[Goal of the exercise] Give the data again in full, exactly as written below.

[Extracted entries]
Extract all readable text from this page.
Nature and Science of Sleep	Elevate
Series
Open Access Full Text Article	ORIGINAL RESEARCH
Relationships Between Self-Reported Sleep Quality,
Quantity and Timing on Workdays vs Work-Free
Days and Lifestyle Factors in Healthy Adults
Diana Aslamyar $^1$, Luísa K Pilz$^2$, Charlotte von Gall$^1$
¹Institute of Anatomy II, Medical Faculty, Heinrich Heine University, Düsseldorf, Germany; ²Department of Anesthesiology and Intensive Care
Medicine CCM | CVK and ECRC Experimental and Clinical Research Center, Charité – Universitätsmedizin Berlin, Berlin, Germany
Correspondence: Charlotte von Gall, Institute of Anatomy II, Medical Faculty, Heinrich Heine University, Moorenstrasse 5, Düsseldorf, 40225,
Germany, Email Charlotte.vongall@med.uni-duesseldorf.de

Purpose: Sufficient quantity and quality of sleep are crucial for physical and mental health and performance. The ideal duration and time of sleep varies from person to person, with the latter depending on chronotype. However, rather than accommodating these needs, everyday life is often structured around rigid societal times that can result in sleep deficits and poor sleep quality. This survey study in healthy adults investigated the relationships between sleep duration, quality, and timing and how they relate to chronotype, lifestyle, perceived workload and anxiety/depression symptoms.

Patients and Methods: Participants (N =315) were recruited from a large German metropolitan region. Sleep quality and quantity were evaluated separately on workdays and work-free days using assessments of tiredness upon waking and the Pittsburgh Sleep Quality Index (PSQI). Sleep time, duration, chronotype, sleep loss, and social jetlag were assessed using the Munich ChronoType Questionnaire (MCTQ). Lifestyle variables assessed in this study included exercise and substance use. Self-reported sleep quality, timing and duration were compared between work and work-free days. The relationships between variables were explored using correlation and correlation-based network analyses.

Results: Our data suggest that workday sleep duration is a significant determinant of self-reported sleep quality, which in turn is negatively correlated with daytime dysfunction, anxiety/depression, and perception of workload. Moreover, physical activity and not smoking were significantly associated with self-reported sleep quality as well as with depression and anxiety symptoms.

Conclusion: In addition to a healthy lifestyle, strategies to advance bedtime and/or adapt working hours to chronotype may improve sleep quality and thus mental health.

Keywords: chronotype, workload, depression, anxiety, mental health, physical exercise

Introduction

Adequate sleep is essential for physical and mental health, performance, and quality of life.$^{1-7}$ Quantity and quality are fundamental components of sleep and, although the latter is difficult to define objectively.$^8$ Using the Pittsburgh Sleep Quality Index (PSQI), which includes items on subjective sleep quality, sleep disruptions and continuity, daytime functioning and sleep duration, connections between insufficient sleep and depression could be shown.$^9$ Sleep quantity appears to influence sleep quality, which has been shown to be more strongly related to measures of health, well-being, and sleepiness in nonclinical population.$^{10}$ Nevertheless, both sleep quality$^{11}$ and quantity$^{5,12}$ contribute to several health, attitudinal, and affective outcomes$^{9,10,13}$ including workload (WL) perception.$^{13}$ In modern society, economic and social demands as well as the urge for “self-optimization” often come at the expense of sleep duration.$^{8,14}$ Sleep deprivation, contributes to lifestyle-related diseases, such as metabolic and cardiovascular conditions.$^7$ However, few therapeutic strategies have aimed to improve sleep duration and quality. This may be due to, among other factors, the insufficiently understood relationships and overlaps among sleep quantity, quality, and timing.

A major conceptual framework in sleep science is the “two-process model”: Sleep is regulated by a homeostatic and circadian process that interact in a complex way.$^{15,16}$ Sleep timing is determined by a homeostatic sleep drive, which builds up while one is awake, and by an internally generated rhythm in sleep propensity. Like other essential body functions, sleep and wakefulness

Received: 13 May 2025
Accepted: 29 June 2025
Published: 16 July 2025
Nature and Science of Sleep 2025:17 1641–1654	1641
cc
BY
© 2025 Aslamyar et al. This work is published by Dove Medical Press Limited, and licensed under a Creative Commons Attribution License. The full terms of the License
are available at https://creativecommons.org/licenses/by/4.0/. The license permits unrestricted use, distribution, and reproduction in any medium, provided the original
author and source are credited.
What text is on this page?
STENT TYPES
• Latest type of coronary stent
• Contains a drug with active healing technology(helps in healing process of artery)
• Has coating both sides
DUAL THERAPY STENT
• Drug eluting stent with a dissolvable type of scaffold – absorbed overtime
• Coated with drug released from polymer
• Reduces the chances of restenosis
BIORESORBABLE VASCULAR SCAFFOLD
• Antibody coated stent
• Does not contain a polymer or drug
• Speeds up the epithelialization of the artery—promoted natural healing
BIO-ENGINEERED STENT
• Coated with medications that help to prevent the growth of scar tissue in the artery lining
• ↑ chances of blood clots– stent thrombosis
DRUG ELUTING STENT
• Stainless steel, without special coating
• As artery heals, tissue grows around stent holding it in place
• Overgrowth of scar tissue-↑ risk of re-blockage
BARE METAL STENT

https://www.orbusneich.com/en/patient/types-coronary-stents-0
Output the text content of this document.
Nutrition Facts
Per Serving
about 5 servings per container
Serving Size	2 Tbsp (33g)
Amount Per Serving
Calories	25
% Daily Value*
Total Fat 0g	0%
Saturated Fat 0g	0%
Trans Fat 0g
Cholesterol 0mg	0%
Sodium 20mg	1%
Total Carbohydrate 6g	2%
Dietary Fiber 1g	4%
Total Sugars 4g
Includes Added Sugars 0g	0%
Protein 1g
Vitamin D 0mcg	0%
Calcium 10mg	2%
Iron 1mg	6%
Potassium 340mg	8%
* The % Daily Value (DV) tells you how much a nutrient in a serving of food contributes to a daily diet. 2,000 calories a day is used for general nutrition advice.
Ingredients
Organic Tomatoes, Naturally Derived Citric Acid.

[Written reply]
Extract all readable text from this page.
Nature and Science of Sleep	Elevate
Series
Open Access Full Text Article	ORIGINAL RESEARCH
Relationships Between Self-Reported Sleep Quality,
Quantity and Timing on Workdays vs Work-Free
Days and Lifestyle Factors in Healthy Adults
Diana Aslamyar $^1$, Luísa K Pilz$^2$, Charlotte von Gall$^1$
¹Institute of Anatomy II, Medical Faculty, Heinrich Heine University, Düsseldorf, Germany; ²Department of Anesthesiology and Intensive Care
Medicine CCM | CVK and ECRC Experimental and Clinical Research Center, Charité – Universitätsmedizin Berlin, Berlin, Germany
Correspondence: Charlotte von Gall, Institute of Anatomy II, Medical Faculty, Heinrich Heine University, Moorenstrasse 5, Düsseldorf, 40225,
Germany, Email Charlotte.vongall@med.uni-duesseldorf.de

Purpose: Sufficient quantity and quality of sleep are crucial for physical and mental health and performance. The ideal duration and time of sleep varies from person to person, with the latter depending on chronotype. However, rather than accommodating these needs, everyday life is often structured around rigid societal times that can result in sleep deficits and poor sleep quality. This survey study in healthy adults investigated the relationships between sleep duration, quality, and timing and how they relate to chronotype, lifestyle, perceived workload and anxiety/depression symptoms.

Patients and Methods: Participants (N =315) were recruited from a large German metropolitan region. Sleep quality and quantity were evaluated separately on workdays and work-free days using assessments of tiredness upon waking and the Pittsburgh Sleep Quality Index (PSQI). Sleep time, duration, chronotype, sleep loss, and social jetlag were assessed using the Munich ChronoType Questionnaire (MCTQ). Lifestyle variables assessed in this study included exercise and substance use. Self-reported sleep quality, timing and duration were compared between work and work-free days. The relationships between variables were explored using correlation and correlation-based network analyses.

Results: Our data suggest that workday sleep duration is a significant determinant of self-reported sleep quality, which in turn is negatively correlated with daytime dysfunction, anxiety/depression, and perception of workload. Moreover, physical activity and not smoking were significantly associated with self-reported sleep quality as well as with depression and anxiety symptoms.

Conclusion: In addition to a healthy lifestyle, strategies to advance bedtime and/or adapt working hours to chronotype may improve sleep quality and thus mental health.

Keywords: chronotype, workload, depression, anxiety, mental health, physical exercise

Introduction

Adequate sleep is essential for physical and mental health, performance, and quality of life.$^{1-7}$ Quantity and quality are fundamental components of sleep and, although the latter is difficult to define objectively.$^8$ Using the Pittsburgh Sleep Quality Index (PSQI), which includes items on subjective sleep quality, sleep disruptions and continuity, daytime functioning and sleep duration, connections between insufficient sleep and depression could be shown.$^9$ Sleep quantity appears to influence sleep quality, which has been shown to be more strongly related to measures of health, well-being, and sleepiness in nonclinical population.$^{10}$ Nevertheless, both sleep quality$^{11}$ and quantity$^{5,12}$ contribute to several health, attitudinal, and affective outcomes$^{9,10,13}$ including workload (WL) perception.$^{13}$ In modern society, economic and social demands as well as the urge for “self-optimization” often come at the expense of sleep duration.$^{8,14}$ Sleep deprivation, contributes to lifestyle-related diseases, such as metabolic and cardiovascular conditions.$^7$ However, few therapeutic strategies have aimed to improve sleep duration and quality. This may be due to, among other factors, the insufficiently understood relationships and overlaps among sleep quantity, quality, and timing.

A major conceptual framework in sleep science is the “two-process model”: Sleep is regulated by a homeostatic and circadian process that interact in a complex way.$^{15,16}$ Sleep timing is determined by a homeostatic sleep drive, which builds up while one is awake, and by an internally generated rhythm in sleep propensity. Like other essential body functions, sleep and wakefulness

Received: 13 May 2025
Accepted: 29 June 2025
Published: 16 July 2025
Nature and Science of Sleep 2025:17 1641–1654	1641
cc
BY
© 2025 Aslamyar et al. This work is published by Dove Medical Press Limited, and licensed under a Creative Commons Attribution License. The full terms of the License
are available at https://creativecommons.org/licenses/by/4.0/. The license permits unrestricted use, distribution, and reproduction in any medium, provided the original
author and source are credited.
What text is on this page?
STENT TYPES
• Latest type of coronary stent
• Contains a drug with active healing technology(helps in healing process of artery)
• Has coating both sides
DUAL THERAPY STENT
• Drug eluting stent with a dissolvable type of scaffold – absorbed overtime
• Coated with drug released from polymer
• Reduces the chances of restenosis
BIORESORBABLE VASCULAR SCAFFOLD
• Antibody coated stent
• Does not contain a polymer or drug
• Speeds up the epithelialization of the artery—promoted natural healing
BIO-ENGINEERED STENT
• Coated with medications that help to prevent the growth of scar tissue in the artery lining
• ↑ chances of blood clots– stent thrombosis
DRUG ELUTING STENT
• Stainless steel, without special coating
• As artery heals, tissue grows around stent holding it in place
• Overgrowth of scar tissue-↑ risk of re-blockage
BARE METAL STENT

https://www.orbusneich.com/en/patient/types-coronary-stents-0
Output the text content of this document.
Nutrition Facts
Per Serving
about 5 servings per container
Serving Size	2 Tbsp (33g)
Amount Per Serving
Calories	25
% Daily Value*
Total Fat 0g	0%
Saturated Fat 0g	0%
Trans Fat 0g
Cholesterol 0mg	0%
Sodium 20mg	1%
Total Carbohydrate 6g	2%
Dietary Fiber 1g	4%
Total Sugars 4g
Includes Added Sugars 0g	0%
Protein 1g
Vitamin D 0mcg	0%
Calcium 10mg	2%
Iron 1mg	6%
Potassium 340mg	8%
* The % Daily Value (DV) tells you how much a nutrient in a serving of food contributes to a daily diet. 2,000 calories a day is used for general nutrition advice.
Ingredients
Organic Tomatoes, Naturally Derived Citric Acid.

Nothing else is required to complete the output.